**The request**
Output every line of the rows below, copying each one verbatim.

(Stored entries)
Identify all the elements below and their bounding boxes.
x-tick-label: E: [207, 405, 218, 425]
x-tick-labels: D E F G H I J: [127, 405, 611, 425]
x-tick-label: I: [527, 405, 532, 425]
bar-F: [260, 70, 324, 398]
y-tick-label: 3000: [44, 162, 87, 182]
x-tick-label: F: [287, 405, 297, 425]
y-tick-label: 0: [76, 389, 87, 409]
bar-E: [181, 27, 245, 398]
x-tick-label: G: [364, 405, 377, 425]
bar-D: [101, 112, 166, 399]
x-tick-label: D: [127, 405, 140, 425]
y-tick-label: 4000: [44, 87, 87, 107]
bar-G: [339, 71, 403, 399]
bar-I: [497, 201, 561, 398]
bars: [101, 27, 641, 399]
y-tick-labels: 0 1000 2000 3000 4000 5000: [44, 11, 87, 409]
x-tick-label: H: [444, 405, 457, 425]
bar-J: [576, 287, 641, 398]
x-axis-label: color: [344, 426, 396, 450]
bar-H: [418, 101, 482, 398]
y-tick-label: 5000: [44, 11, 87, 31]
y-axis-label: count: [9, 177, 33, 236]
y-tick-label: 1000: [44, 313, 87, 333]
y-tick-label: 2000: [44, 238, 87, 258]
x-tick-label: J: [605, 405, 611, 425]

**Response to the exercise**
Identify all the elements below and their bounding boxes.
x-tick-label: E: [207, 405, 218, 425]
x-tick-labels: D E F G H I J: [127, 405, 611, 425]
x-tick-label: I: [527, 405, 532, 425]
bar-F: [260, 70, 324, 398]
y-tick-label: 3000: [44, 162, 87, 182]
x-tick-label: F: [287, 405, 297, 425]
y-tick-label: 0: [76, 389, 87, 409]
bar-E: [181, 27, 245, 398]
x-tick-label: G: [364, 405, 377, 425]
bar-D: [101, 112, 166, 399]
x-tick-label: D: [127, 405, 140, 425]
y-tick-label: 4000: [44, 87, 87, 107]
bar-G: [339, 71, 403, 399]
bar-I: [497, 201, 561, 398]
bars: [101, 27, 641, 399]
y-tick-labels: 0 1000 2000 3000 4000 5000: [44, 11, 87, 409]
x-tick-label: H: [444, 405, 457, 425]
bar-J: [576, 287, 641, 398]
x-axis-label: color: [344, 426, 396, 450]
bar-H: [418, 101, 482, 398]
y-tick-label: 5000: [44, 11, 87, 31]
y-axis-label: count: [9, 177, 33, 236]
y-tick-label: 1000: [44, 313, 87, 333]
y-tick-label: 2000: [44, 238, 87, 258]
x-tick-label: J: [605, 405, 611, 425]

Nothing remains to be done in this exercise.